--- BEGIN ---
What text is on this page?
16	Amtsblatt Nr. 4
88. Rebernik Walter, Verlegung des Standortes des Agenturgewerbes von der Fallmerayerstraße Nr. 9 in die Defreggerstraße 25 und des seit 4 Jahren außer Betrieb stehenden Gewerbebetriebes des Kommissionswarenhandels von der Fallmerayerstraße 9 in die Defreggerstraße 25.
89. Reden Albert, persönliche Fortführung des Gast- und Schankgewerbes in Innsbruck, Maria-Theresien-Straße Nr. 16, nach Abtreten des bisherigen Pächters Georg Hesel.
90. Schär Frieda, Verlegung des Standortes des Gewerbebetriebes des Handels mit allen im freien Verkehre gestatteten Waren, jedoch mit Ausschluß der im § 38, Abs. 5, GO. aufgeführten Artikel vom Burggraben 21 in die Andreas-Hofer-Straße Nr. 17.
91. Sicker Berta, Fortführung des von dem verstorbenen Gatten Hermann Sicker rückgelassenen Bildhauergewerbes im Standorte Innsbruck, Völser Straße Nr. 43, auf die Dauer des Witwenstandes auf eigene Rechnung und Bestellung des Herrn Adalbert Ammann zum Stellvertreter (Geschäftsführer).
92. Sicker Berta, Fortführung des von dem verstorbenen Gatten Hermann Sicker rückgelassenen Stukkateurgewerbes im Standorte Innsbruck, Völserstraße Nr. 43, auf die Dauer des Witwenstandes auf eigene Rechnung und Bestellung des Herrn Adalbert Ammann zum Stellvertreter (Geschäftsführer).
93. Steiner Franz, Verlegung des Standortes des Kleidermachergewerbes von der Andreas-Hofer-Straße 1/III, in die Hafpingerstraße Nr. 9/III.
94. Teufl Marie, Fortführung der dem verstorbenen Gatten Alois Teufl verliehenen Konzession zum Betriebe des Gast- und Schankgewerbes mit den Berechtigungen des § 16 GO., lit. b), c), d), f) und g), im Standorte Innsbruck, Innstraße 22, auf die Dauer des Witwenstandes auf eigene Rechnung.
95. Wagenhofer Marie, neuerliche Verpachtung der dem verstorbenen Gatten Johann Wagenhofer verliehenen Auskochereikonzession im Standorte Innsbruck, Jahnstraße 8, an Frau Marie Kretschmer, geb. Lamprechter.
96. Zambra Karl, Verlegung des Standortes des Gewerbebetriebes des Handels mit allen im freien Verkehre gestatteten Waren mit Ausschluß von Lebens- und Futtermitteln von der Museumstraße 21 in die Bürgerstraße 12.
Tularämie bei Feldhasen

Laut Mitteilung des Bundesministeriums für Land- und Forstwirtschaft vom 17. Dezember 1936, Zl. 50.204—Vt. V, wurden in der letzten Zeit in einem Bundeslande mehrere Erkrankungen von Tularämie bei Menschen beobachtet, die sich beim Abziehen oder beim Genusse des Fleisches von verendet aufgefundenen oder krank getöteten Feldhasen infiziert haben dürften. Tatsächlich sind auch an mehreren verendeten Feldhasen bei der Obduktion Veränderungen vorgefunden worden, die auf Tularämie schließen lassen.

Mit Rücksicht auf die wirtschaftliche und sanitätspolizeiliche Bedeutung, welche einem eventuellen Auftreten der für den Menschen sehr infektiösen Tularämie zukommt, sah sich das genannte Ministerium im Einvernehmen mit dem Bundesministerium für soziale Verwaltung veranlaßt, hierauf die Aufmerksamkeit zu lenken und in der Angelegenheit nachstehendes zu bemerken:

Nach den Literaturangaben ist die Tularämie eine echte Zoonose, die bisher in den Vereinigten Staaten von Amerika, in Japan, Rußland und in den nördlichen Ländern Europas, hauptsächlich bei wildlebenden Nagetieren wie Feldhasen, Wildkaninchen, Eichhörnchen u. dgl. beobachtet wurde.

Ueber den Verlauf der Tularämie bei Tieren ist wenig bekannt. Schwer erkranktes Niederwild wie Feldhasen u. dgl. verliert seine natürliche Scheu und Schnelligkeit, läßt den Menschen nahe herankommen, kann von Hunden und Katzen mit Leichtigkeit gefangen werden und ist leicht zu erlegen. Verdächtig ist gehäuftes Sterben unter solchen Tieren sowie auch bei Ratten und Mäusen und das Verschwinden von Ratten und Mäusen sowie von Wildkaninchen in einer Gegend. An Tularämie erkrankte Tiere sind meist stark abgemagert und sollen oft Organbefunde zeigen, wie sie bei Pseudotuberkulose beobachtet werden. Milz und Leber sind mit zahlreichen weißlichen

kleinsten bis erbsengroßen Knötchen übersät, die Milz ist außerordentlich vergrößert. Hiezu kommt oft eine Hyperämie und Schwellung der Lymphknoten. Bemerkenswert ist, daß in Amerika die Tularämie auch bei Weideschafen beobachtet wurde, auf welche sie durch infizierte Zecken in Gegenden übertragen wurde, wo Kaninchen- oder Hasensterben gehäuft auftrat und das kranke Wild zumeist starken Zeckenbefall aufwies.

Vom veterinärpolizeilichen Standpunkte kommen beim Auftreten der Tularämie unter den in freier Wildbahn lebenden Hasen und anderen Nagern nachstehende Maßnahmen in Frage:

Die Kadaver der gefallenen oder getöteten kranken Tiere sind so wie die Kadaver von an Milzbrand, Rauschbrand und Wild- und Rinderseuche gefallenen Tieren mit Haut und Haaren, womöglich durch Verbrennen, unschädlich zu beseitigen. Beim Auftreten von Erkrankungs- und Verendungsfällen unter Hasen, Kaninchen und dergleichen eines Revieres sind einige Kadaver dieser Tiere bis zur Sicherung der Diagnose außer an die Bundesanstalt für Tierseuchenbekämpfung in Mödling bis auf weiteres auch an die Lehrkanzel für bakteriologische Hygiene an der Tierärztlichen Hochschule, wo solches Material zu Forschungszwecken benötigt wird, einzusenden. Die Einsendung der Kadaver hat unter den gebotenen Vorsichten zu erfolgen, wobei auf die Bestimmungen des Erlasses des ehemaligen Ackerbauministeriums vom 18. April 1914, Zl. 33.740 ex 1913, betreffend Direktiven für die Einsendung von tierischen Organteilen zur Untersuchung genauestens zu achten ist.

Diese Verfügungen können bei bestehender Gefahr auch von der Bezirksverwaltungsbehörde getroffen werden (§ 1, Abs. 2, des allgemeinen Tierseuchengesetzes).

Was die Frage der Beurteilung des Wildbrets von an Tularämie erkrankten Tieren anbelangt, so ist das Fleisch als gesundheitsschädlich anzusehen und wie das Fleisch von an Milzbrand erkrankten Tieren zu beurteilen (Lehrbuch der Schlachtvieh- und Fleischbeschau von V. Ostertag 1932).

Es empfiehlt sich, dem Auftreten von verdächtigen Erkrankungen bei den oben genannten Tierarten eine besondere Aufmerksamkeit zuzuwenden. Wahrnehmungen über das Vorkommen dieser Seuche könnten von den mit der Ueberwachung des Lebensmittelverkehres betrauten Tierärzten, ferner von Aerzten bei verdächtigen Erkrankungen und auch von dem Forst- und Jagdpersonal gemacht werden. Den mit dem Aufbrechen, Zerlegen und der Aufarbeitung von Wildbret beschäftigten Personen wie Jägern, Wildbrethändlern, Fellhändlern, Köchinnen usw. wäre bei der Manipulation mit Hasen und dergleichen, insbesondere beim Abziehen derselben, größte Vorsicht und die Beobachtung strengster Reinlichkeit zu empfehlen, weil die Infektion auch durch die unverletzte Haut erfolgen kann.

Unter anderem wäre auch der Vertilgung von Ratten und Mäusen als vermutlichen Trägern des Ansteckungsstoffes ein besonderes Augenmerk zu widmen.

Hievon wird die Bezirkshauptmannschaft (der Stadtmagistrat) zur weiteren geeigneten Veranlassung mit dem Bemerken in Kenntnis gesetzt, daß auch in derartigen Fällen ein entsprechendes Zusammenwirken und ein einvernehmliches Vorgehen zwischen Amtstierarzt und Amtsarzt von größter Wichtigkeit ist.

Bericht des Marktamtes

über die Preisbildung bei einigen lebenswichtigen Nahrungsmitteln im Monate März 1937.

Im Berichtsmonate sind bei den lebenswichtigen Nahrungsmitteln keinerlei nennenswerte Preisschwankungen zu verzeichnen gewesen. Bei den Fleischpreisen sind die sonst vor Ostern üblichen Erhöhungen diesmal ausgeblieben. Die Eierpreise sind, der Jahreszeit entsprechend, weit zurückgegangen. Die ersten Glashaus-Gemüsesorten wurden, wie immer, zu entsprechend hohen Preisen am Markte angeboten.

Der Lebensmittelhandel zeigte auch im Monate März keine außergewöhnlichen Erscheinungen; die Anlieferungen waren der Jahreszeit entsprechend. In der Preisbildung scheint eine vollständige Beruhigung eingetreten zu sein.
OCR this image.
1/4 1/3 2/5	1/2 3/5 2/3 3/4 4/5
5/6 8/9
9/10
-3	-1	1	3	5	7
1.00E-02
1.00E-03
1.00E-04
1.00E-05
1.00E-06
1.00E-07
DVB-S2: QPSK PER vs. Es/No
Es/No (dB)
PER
--- END ---
Copy each line above that contains the word "Berta".

ANSWER IN FULL:
91. Sicker Berta, Fortführung des von dem verstorbenen Gatten Hermann Sicker rückgelassenen Bildhauergewerbes im Standorte Innsbruck, Völser Straße Nr. 43, auf die Dauer des Witwenstandes auf eigene Rechnung und Bestellung des Herrn Adalbert Ammann zum Stellvertreter (Geschäftsführer).
92. Sicker Berta, Fortführung des von dem verstorbenen Gatten Hermann Sicker rückgelassenen Stukkateurgewerbes im Standorte Innsbruck, Völserstraße Nr. 43, auf die Dauer des Witwenstandes auf eigene Rechnung und Bestellung des Herrn Adalbert Ammann zum Stellvertreter (Geschäftsführer).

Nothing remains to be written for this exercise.